> [Your assignment]:
Continue the study text on GCE and blood pressure, starting right after its final sentence.

2.7. Hypotensive Effect of GCE
To determine the effect of lowering the blood pressure in the SHRs, GCE (100 and 300 mg/kg) was administered. The lowest blood pressure was measured 4 h after administration in the GCE 100 and 300 mg/kg group, respectively (Figure 7). The percentage reductions in the systolic blood pressure (SBP) and diastolic blood pressure (DBP) were −19.47 ± 4.58% and −31.14 ± 7.66% in the GCE 100 mg/kg group at 4 h. The percentage reductions in the SBP and DBP were −21.64 ± 2.40% and −31.91 ± 5.75% in the GCE 300 mg/kg group at 4 h.
3. Discussion
Blood pressure control is essential for preventing CVDs, and one of the key contributors to increased blood pressure is endothelial dysfunction [15,16]. The endothelium senses the shear stress acting on the vessel wall and regulates the vessel tone by releasing a variety of vasoactive factors [17]. Endothelial cells synthesize a variety of substances for vascular homeostasis, including NO, the main vascular relaxing factor, and are the primary targets for vasorelaxant action [18,19]. Therefore, to investigate the applicability of GCE in managing hypertension, its vasorelaxant effect on the contractility of isolated rat thoracic aortas was investigated. Since the function of aortic endothelial cells is relatively impaired in SHRs, this results in the decreased production of vasoactive factors [20]. We used thoracic aortas from healthy SD rats rather than SHRs to clearly understand the mechanisms involved in this study.

> [Information provided]:
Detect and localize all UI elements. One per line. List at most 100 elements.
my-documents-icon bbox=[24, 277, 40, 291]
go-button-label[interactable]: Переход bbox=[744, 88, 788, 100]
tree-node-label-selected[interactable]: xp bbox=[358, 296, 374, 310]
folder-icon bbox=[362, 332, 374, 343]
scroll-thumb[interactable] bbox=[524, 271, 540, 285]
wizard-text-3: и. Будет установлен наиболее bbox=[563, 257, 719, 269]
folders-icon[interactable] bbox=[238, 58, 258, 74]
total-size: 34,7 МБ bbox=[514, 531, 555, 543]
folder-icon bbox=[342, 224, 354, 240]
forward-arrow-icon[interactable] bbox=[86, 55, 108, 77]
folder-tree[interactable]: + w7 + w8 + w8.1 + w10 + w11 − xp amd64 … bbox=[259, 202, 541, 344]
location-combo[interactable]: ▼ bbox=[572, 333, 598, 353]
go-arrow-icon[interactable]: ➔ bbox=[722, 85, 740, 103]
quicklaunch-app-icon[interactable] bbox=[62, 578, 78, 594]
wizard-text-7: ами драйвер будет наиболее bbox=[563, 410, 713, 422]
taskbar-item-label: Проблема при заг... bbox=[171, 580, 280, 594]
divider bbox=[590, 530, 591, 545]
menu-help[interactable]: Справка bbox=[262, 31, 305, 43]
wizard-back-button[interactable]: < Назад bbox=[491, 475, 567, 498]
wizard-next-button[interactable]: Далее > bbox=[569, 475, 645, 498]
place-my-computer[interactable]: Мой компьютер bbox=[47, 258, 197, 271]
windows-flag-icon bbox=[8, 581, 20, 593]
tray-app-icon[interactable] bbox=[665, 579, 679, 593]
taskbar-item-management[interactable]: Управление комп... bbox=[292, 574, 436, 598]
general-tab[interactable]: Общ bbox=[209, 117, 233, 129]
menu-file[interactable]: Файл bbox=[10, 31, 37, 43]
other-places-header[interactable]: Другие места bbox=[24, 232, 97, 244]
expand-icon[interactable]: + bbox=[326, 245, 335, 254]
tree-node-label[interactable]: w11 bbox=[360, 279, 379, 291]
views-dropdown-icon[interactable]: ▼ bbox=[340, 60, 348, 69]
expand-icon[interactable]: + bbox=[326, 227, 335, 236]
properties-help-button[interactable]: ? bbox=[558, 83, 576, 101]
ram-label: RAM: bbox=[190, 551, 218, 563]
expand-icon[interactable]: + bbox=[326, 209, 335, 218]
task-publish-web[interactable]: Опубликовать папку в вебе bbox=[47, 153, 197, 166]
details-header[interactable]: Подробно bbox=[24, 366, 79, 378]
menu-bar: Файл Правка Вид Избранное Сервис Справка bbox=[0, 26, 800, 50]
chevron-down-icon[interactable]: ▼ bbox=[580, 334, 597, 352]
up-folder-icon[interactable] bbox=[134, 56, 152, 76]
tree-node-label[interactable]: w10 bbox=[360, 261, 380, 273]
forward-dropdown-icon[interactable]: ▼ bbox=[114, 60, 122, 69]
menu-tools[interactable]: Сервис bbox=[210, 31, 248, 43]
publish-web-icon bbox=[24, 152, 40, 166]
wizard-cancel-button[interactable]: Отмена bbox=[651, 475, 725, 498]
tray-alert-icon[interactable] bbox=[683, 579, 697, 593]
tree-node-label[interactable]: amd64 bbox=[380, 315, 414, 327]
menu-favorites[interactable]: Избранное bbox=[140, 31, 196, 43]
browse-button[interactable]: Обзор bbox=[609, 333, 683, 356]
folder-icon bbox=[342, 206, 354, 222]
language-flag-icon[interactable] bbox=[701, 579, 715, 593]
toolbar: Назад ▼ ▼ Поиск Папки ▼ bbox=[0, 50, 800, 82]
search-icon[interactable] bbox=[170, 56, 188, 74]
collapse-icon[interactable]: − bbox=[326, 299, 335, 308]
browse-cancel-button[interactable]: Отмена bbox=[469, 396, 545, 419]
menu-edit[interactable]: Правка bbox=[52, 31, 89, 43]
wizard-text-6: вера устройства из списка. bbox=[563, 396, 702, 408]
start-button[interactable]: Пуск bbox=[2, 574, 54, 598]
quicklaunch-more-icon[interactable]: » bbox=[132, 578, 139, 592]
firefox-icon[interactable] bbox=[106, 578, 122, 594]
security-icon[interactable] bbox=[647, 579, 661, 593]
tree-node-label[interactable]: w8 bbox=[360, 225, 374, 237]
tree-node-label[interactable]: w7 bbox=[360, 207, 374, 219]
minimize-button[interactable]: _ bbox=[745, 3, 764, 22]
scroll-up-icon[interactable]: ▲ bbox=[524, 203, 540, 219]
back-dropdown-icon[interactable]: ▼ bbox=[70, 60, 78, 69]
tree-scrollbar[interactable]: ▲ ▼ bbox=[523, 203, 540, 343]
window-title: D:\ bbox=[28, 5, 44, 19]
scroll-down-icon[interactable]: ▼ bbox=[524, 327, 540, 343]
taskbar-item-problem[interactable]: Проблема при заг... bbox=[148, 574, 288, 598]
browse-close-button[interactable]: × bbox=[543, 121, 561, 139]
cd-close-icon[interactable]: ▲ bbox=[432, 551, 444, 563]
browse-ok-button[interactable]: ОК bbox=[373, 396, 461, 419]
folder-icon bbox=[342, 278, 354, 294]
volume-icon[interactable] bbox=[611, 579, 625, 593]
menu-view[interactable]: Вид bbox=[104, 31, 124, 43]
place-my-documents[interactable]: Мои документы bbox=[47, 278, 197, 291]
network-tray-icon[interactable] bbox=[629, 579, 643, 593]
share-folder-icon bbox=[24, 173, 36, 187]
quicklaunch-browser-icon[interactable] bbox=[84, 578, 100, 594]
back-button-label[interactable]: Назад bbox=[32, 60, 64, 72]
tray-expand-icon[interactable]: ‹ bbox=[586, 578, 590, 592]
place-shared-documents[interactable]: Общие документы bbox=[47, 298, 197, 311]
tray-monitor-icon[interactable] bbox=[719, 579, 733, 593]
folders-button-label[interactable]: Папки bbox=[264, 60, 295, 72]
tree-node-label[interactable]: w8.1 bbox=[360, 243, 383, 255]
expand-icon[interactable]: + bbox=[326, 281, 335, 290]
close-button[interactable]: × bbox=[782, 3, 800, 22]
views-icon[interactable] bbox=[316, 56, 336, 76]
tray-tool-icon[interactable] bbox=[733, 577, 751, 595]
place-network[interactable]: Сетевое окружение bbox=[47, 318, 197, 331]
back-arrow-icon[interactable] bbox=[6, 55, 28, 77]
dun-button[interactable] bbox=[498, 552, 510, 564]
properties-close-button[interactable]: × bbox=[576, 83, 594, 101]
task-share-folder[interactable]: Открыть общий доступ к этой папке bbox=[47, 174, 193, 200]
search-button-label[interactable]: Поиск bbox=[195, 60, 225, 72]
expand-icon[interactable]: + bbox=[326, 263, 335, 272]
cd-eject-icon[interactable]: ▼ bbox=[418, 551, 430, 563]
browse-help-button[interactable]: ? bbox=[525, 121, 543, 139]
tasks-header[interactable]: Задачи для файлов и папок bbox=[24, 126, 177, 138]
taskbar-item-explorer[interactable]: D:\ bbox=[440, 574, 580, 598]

> [Written response]:
To reveal the vasorelaxant effects and mechanisms related to endothelial cells, GCE was cumulatively added to endothelium-intact or endothelium-removed aortas. Our experiment showed that GCE resulted in a concentration-dependent vasorelaxant response, and the concentrations at which significant vasorelaxant effects occurred differed depending on the presence of endothelial cells. GCE induced a significant relaxation response with EC50 values of 2.80 ± 1.13 μg/mL in the endothelium-intact aortas and 285.70 ± 32.43 μg/mL in the endothelium-absent aortas. Our experimental results showed that the vasodilatory mechanism of GCE primarily relies on the endothelial cells at relatively low concentrations, and the mechanisms unrelated to endothelial cells also contribute at high concentrations.
To further elucidate the endothelial cell-related mechanisms involved in the vasorelaxant effects of GCE, additional experiments were conducted. NO is synthesized in the endothelium by NO synthase and signals vascular smooth muscle cells (VSMCs) to induce vasorelaxation through the NO-sGC-cGMP pathway [21]. In addition, prostacyclin (PGI2) is synthesized in the endothelium and induces vasodilation via the cyclic adenosine monophosphate-dependent pathway [18]. In our study, L-NAME (an NO synthase inhibitor) and indomethacin (a COX inhibitor) were used to investigate whether the vasorelaxant mechanism of GCE is mediated by NO or COX. The L-NAME pre-treatment prevented GCE-induced relaxation; however, there was no significant difference in the vascular relaxation effect of the indomethacin pre-treatment. The next group of experiments was performed by pre-treating the aorta with ODQ (sGC inhibitor) or MB (cGMP inhibitor). The ODQ or MB pre-treatment also prevented GCE-induced relaxation. Thus, our study indicates that the vasodilatory effect of GCE is a consequence of the activation of the NO-sGC-cGMP pathway, but is independent of PGI2.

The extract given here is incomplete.